_DIRECTIONS FOR THIS TASK_.
Repeat the records below exactly, leaving out every picture.

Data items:
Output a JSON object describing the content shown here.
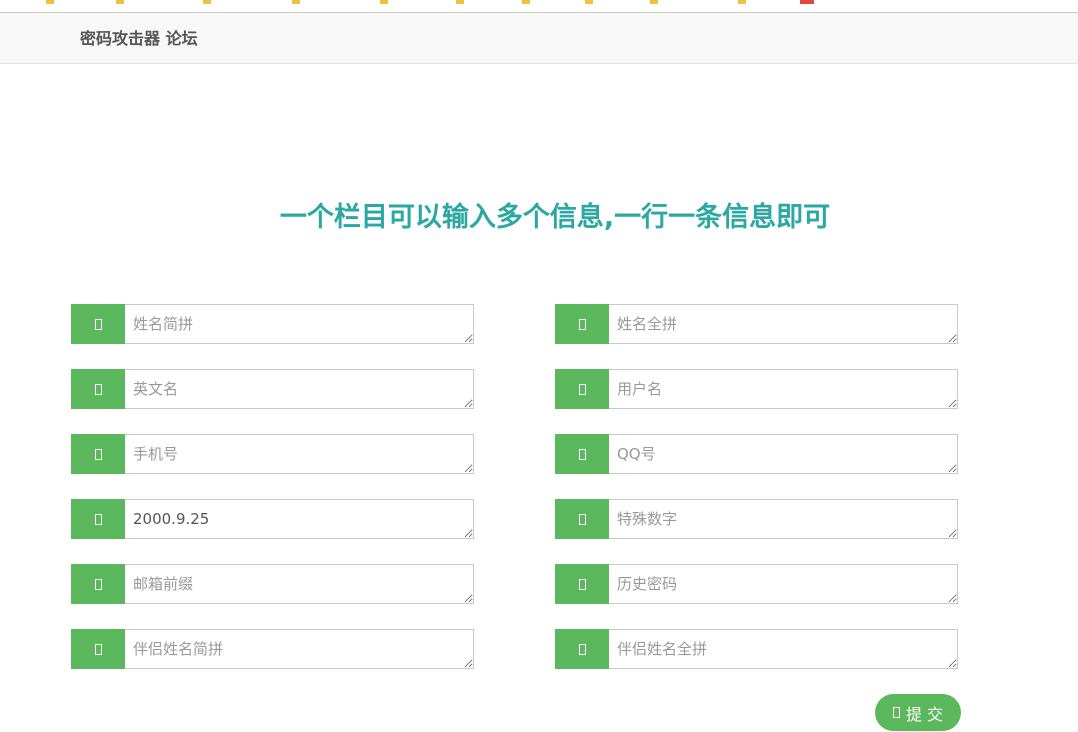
{
  "header": {
    "brand": "密码攻击器 论坛"
  },
  "headline": "一个栏目可以输入多个信息,一行一条信息即可",
  "fields": [
    {
      "placeholder": "姓名简拼",
      "value": ""
    },
    {
      "placeholder": "姓名全拼",
      "value": ""
    },
    {
      "placeholder": "英文名",
      "value": ""
    },
    {
      "placeholder": "用户名",
      "value": ""
    },
    {
      "placeholder": "手机号",
      "value": ""
    },
    {
      "placeholder": "QQ号",
      "value": ""
    },
    {
      "placeholder": "",
      "value": "2000.9.25"
    },
    {
      "placeholder": "特殊数字",
      "value": ""
    },
    {
      "placeholder": "邮箱前缀",
      "value": ""
    },
    {
      "placeholder": "历史密码",
      "value": ""
    },
    {
      "placeholder": "伴侣姓名简拼",
      "value": ""
    },
    {
      "placeholder": "伴侣姓名全拼",
      "value": ""
    }
  ],
  "submit": {
    "label": "提 交"
  },
  "colors": {
    "accent_green": "#5cb85c",
    "headline_teal": "#2ba8a3"
  }
}
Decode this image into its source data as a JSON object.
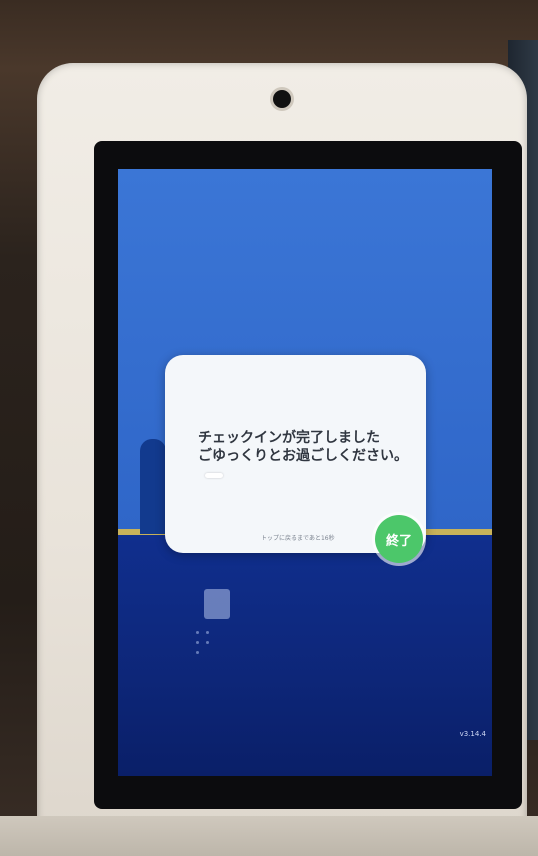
{
  "dialog": {
    "line1": "チェックインが完了しました",
    "line2": "ごゆっくりとお過ごしください。",
    "countdown": "トップに戻るまであと16秒",
    "end_button": "終了"
  },
  "version": "v3.14.4",
  "colors": {
    "screen_blue": "#2f66c8",
    "dialog_bg": "#f4f7fa",
    "end_button_green": "#4cc76a"
  }
}
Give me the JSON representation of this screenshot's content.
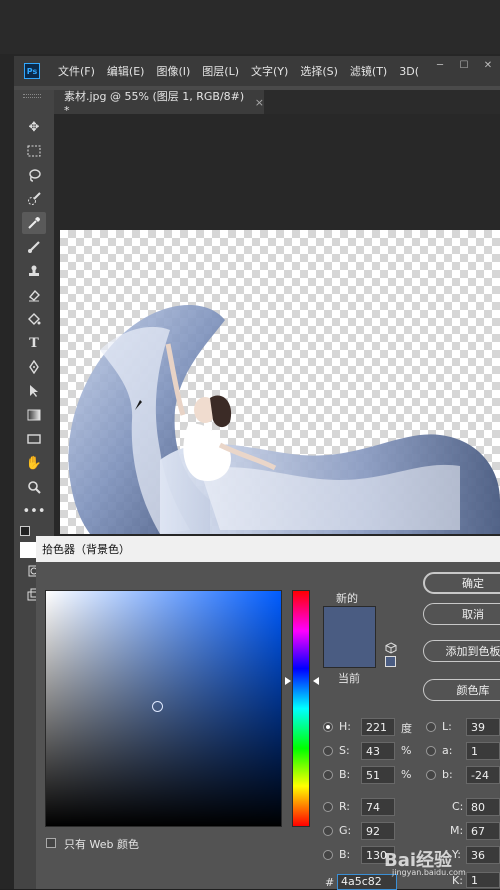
{
  "app": {
    "logo": "Ps"
  },
  "menu": [
    "文件(F)",
    "编辑(E)",
    "图像(I)",
    "图层(L)",
    "文字(Y)",
    "选择(S)",
    "滤镜(T)",
    "3D("
  ],
  "window_buttons": [
    "─",
    "☐",
    "✕"
  ],
  "document_tab": {
    "title": "素材.jpg @ 55% (图层 1, RGB/8#) *",
    "close": "×"
  },
  "tools": [
    "move-icon",
    "marquee-icon",
    "lasso-icon",
    "quick-select-icon",
    "eyedropper-icon",
    "brush-icon",
    "stamp-icon",
    "eraser-icon",
    "paint-bucket-icon",
    "type-icon",
    "pen-icon",
    "path-select-icon",
    "gradient-icon",
    "rectangle-icon",
    "hand-icon",
    "zoom-icon",
    "more-icon"
  ],
  "color_picker": {
    "title": "拾色器（背景色）",
    "new_label": "新的",
    "current_label": "当前",
    "new_color": "#4a5c82",
    "current_color": "#4a5c82",
    "buttons": {
      "ok": "确定",
      "cancel": "取消",
      "add_swatch": "添加到色板",
      "libraries": "颜色库"
    },
    "hsb": [
      {
        "label": "H:",
        "value": "221",
        "unit": "度",
        "selected": true
      },
      {
        "label": "S:",
        "value": "43",
        "unit": "%",
        "selected": false
      },
      {
        "label": "B:",
        "value": "51",
        "unit": "%",
        "selected": false
      }
    ],
    "rgb": [
      {
        "label": "R:",
        "value": "74"
      },
      {
        "label": "G:",
        "value": "92"
      },
      {
        "label": "B:",
        "value": "130"
      }
    ],
    "lab": [
      {
        "label": "L:",
        "value": "39"
      },
      {
        "label": "a:",
        "value": "1"
      },
      {
        "label": "b:",
        "value": "-24"
      }
    ],
    "cmyk": [
      {
        "label": "C:",
        "value": "80"
      },
      {
        "label": "M:",
        "value": "67"
      },
      {
        "label": "Y:",
        "value": "36"
      },
      {
        "label": "K:",
        "value": "1"
      }
    ],
    "web_only_label": "只有 Web 颜色",
    "hex_label": "#",
    "hex_value": "4a5c82"
  },
  "watermark": {
    "main": "Bai经验",
    "sub": "jingyan.baidu.com"
  }
}
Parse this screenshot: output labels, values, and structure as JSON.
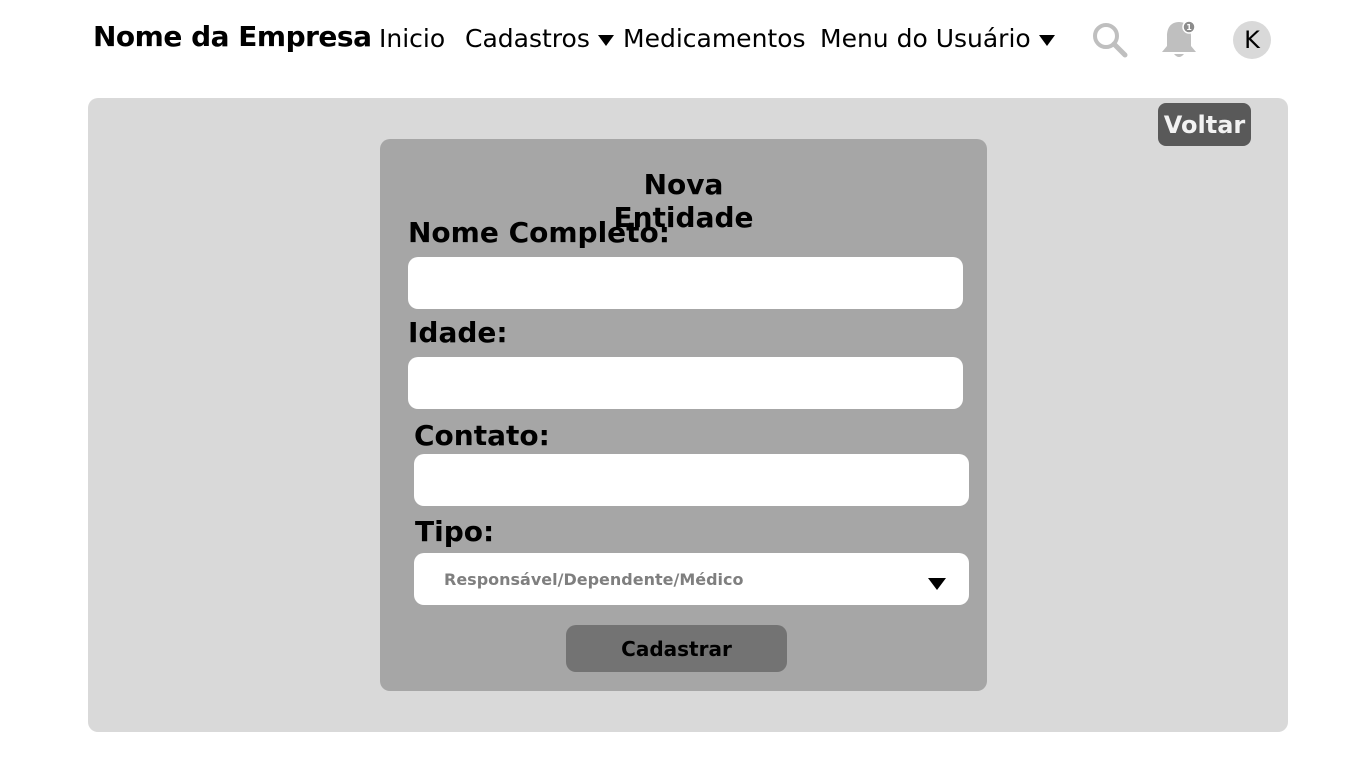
{
  "header": {
    "brand": "Nome da Empresa",
    "nav": {
      "inicio": "Inicio",
      "cadastros": "Cadastros",
      "medicamentos": "Medicamentos",
      "menu_usuario": "Menu do Usuário"
    },
    "notification_count": "1",
    "avatar_initial": "K",
    "icons": [
      "search-icon",
      "bell-icon",
      "chevron-down-icon"
    ]
  },
  "panel": {
    "back_label": "Voltar"
  },
  "form": {
    "title": "Nova Entidade",
    "fields": {
      "nome": {
        "label": "Nome Completo:",
        "value": ""
      },
      "idade": {
        "label": "Idade:",
        "value": ""
      },
      "contato": {
        "label": "Contato:",
        "value": ""
      },
      "tipo": {
        "label": "Tipo:",
        "selected": "Responsável/Dependente/Médico"
      }
    },
    "submit_label": "Cadastrar"
  },
  "colors": {
    "panel_bg": "#d9d9d9",
    "card_bg": "#a6a6a6",
    "back_button": "#595959",
    "submit_button": "#737373",
    "icon_gray": "#bfbfbf"
  }
}
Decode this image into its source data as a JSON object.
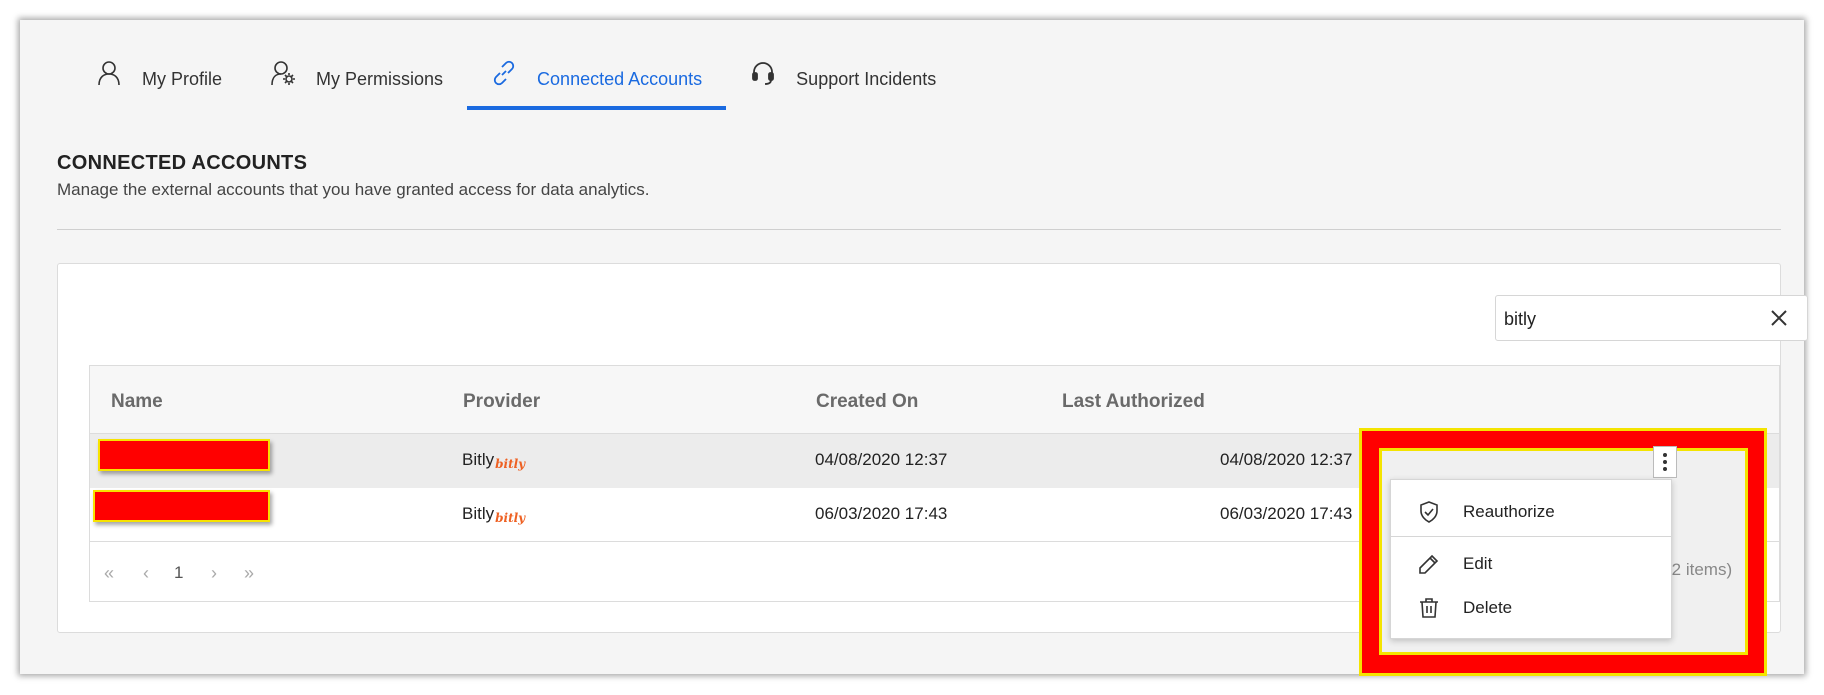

_TASK ANSWER_.
Output a JSON object describing the content shown here.
{
  "header": {
    "brand": "密码攻击器 论坛"
  },
  "headline": "一个栏目可以输入多个信息,一行一条信息即可",
  "fields": [
    {
      "placeholder": "姓名简拼",
      "value": ""
    },
    {
      "placeholder": "姓名全拼",
      "value": ""
    },
    {
      "placeholder": "英文名",
      "value": ""
    },
    {
      "placeholder": "用户名",
      "value": ""
    },
    {
      "placeholder": "手机号",
      "value": ""
    },
    {
      "placeholder": "QQ号",
      "value": ""
    },
    {
      "placeholder": "",
      "value": "2000.9.25"
    },
    {
      "placeholder": "特殊数字",
      "value": ""
    },
    {
      "placeholder": "邮箱前缀",
      "value": ""
    },
    {
      "placeholder": "历史密码",
      "value": ""
    },
    {
      "placeholder": "伴侣姓名简拼",
      "value": ""
    },
    {
      "placeholder": "伴侣姓名全拼",
      "value": ""
    }
  ],
  "submit": {
    "label": "提 交"
  },
  "colors": {
    "accent_green": "#5cb85c",
    "headline_teal": "#2ba8a3"
  }
}
Decode this image into its source data as a JSON object.
{
  "dialog": {
    "line1": "チェックインが完了しました",
    "line2": "ごゆっくりとお過ごしください。",
    "countdown": "トップに戻るまであと16秒",
    "end_button": "終了"
  },
  "version": "v3.14.4",
  "colors": {
    "screen_blue": "#2f66c8",
    "dialog_bg": "#f4f7fa",
    "end_button_green": "#4cc76a"
  }
}
Give me the JSON representation of this screenshot's content.
{
  "app": {
    "logo": "Ps"
  },
  "menu": [
    "文件(F)",
    "编辑(E)",
    "图像(I)",
    "图层(L)",
    "文字(Y)",
    "选择(S)",
    "滤镜(T)",
    "3D("
  ],
  "window_buttons": [
    "─",
    "☐",
    "✕"
  ],
  "document_tab": {
    "title": "素材.jpg @ 55% (图层 1, RGB/8#) *",
    "close": "×"
  },
  "tools": [
    "move-icon",
    "marquee-icon",
    "lasso-icon",
    "quick-select-icon",
    "eyedropper-icon",
    "brush-icon",
    "stamp-icon",
    "eraser-icon",
    "paint-bucket-icon",
    "type-icon",
    "pen-icon",
    "path-select-icon",
    "gradient-icon",
    "rectangle-icon",
    "hand-icon",
    "zoom-icon",
    "more-icon"
  ],
  "color_picker": {
    "title": "拾色器（背景色）",
    "new_label": "新的",
    "current_label": "当前",
    "new_color": "#4a5c82",
    "current_color": "#4a5c82",
    "buttons": {
      "ok": "确定",
      "cancel": "取消",
      "add_swatch": "添加到色板",
      "libraries": "颜色库"
    },
    "hsb": [
      {
        "label": "H:",
        "value": "221",
        "unit": "度",
        "selected": true
      },
      {
        "label": "S:",
        "value": "43",
        "unit": "%",
        "selected": false
      },
      {
        "label": "B:",
        "value": "51",
        "unit": "%",
        "selected": false
      }
    ],
    "rgb": [
      {
        "label": "R:",
        "value": "74"
      },
      {
        "label": "G:",
        "value": "92"
      },
      {
        "label": "B:",
        "value": "130"
      }
    ],
    "lab": [
      {
        "label": "L:",
        "value": "39"
      },
      {
        "label": "a:",
        "value": "1"
      },
      {
        "label": "b:",
        "value": "-24"
      }
    ],
    "cmyk": [
      {
        "label": "C:",
        "value": "80"
      },
      {
        "label": "M:",
        "value": "67"
      },
      {
        "label": "Y:",
        "value": "36"
      },
      {
        "label": "K:",
        "value": "1"
      }
    ],
    "web_only_label": "只有 Web 颜色",
    "hex_label": "#",
    "hex_value": "4a5c82"
  },
  "watermark": {
    "main": "Bai经验",
    "sub": "jingyan.baidu.com"
  }
}
Parse this screenshot: output labels, values, and structure as JSON.
{
  "header": {
    "brand": "Nome da Empresa",
    "nav": {
      "inicio": "Inicio",
      "cadastros": "Cadastros",
      "medicamentos": "Medicamentos",
      "menu_usuario": "Menu do Usuário"
    },
    "notification_count": "1",
    "avatar_initial": "K",
    "icons": [
      "search-icon",
      "bell-icon",
      "chevron-down-icon"
    ]
  },
  "panel": {
    "back_label": "Voltar"
  },
  "form": {
    "title": "Nova Entidade",
    "fields": {
      "nome": {
        "label": "Nome Completo:",
        "value": ""
      },
      "idade": {
        "label": "Idade:",
        "value": ""
      },
      "contato": {
        "label": "Contato:",
        "value": ""
      },
      "tipo": {
        "label": "Tipo:",
        "selected": "Responsável/Dependente/Médico"
      }
    },
    "submit_label": "Cadastrar"
  },
  "colors": {
    "panel_bg": "#d9d9d9",
    "card_bg": "#a6a6a6",
    "back_button": "#595959",
    "submit_button": "#737373",
    "icon_gray": "#bfbfbf"
  }
}
Decode this image into its source data as a JSON object.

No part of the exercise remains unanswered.